Exercise requirements » Everything in the listing except the pictures should be written out exactly.

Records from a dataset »
########################################

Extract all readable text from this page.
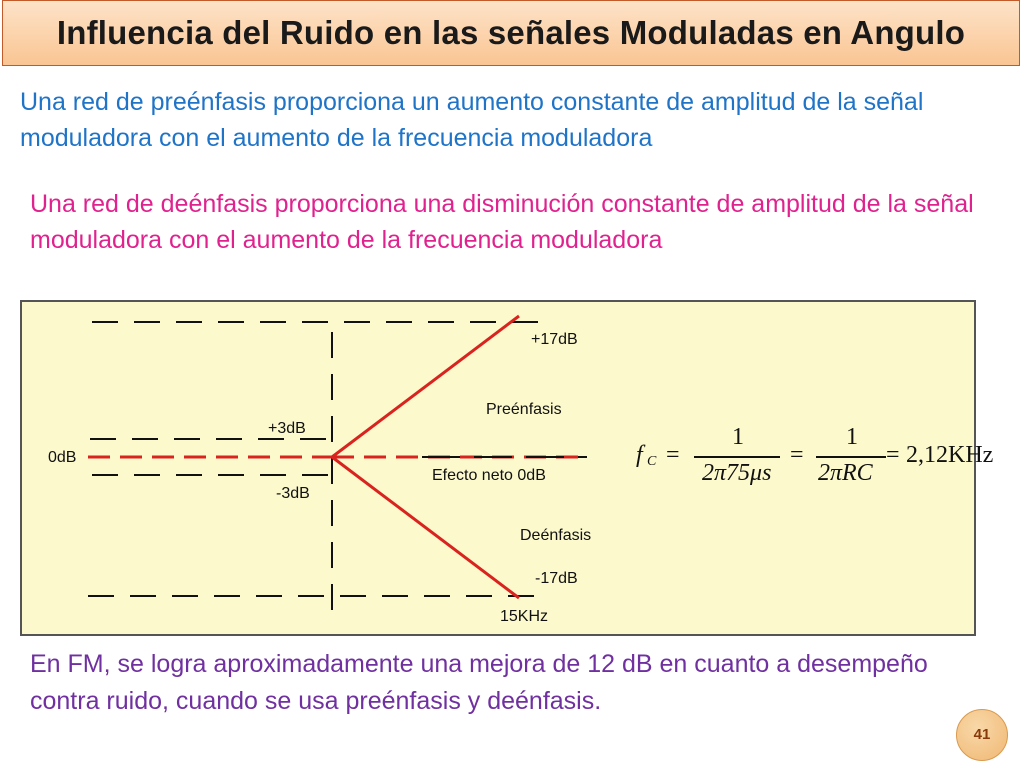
Influencia del Ruido en las señales Moduladas en Angulo

Una red de preénfasis proporciona un aumento constante de amplitud de la señal moduladora con el aumento de la frecuencia moduladora

Una red de deénfasis proporciona una disminución constante de amplitud de la señal moduladora con el aumento de la frecuencia moduladora

+17dB
Preénfasis
+3dB
0dB
Efecto neto 0dB
-3dB
Deénfasis
-17dB
15KHz
f C =
1
2π75μs
=
1
2πRC
= 2,12KHz

En FM, se logra aproximadamente una mejora de 12 dB en cuanto a desempeño contra ruido, cuando se usa preénfasis y deénfasis.

41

########################################

The reply »
Extract all readable text from this page.
Influencia del Ruido en las señales Moduladas en Angulo

Una red de preénfasis proporciona un aumento constante de amplitud de la señal moduladora con el aumento de la frecuencia moduladora

Una red de deénfasis proporciona una disminución constante de amplitud de la señal moduladora con el aumento de la frecuencia moduladora

+17dB
Preénfasis
+3dB
0dB
Efecto neto 0dB
-3dB
Deénfasis
-17dB
15KHz
f C =
1
2π75μs
=
1
2πRC
= 2,12KHz

En FM, se logra aproximadamente una mejora de 12 dB en cuanto a desempeño contra ruido, cuando se usa preénfasis y deénfasis.

41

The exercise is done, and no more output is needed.